- _Directions_
Return each line of the listing that contains the string "icon".

- _Given data_
begin

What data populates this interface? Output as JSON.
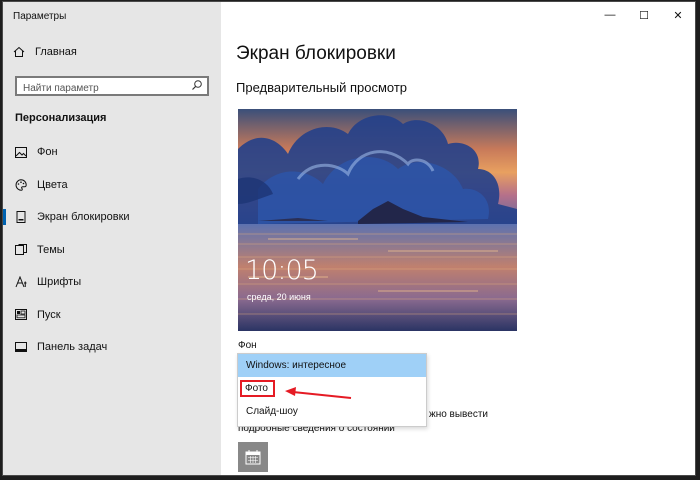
{
  "window": {
    "title": "Параметры",
    "controls": {
      "minimize": "—",
      "maximize": "☐",
      "close": "✕"
    }
  },
  "sidebar": {
    "home_label": "Главная",
    "search_placeholder": "Найти параметр",
    "section_title": "Персонализация",
    "items": [
      {
        "label": "Фон",
        "icon": "picture-icon"
      },
      {
        "label": "Цвета",
        "icon": "palette-icon"
      },
      {
        "label": "Экран блокировки",
        "icon": "lock-screen-icon",
        "active": true
      },
      {
        "label": "Темы",
        "icon": "themes-icon"
      },
      {
        "label": "Шрифты",
        "icon": "fonts-icon"
      },
      {
        "label": "Пуск",
        "icon": "start-icon"
      },
      {
        "label": "Панель задач",
        "icon": "taskbar-icon"
      }
    ]
  },
  "main": {
    "title": "Экран блокировки",
    "preview_title": "Предварительный просмотр",
    "preview": {
      "time": "10:05",
      "date": "среда, 20 июня"
    },
    "background_label": "Фон",
    "dropdown_options": [
      "Windows: интересное",
      "Фото",
      "Слайд-шоу"
    ],
    "selected_option": "Windows: интересное",
    "highlighted_option": "Фото",
    "hint_partial_right": "жно вывести",
    "hint_line2": "подробные сведения о состоянии",
    "app_icon": "calendar-icon"
  },
  "colors": {
    "accent": "#0063b1",
    "selected_option": "#9fd0f7",
    "annotation_red": "#e51b24",
    "sidebar_bg": "#e6e6e6"
  }
}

end

- _Solved problem_
        "icon": "picture-icon"
        "icon": "palette-icon"
        "icon": "lock-screen-icon",
        "icon": "themes-icon"
        "icon": "fonts-icon"
        "icon": "start-icon"
        "icon": "taskbar-icon"
    "app_icon": "calendar-icon"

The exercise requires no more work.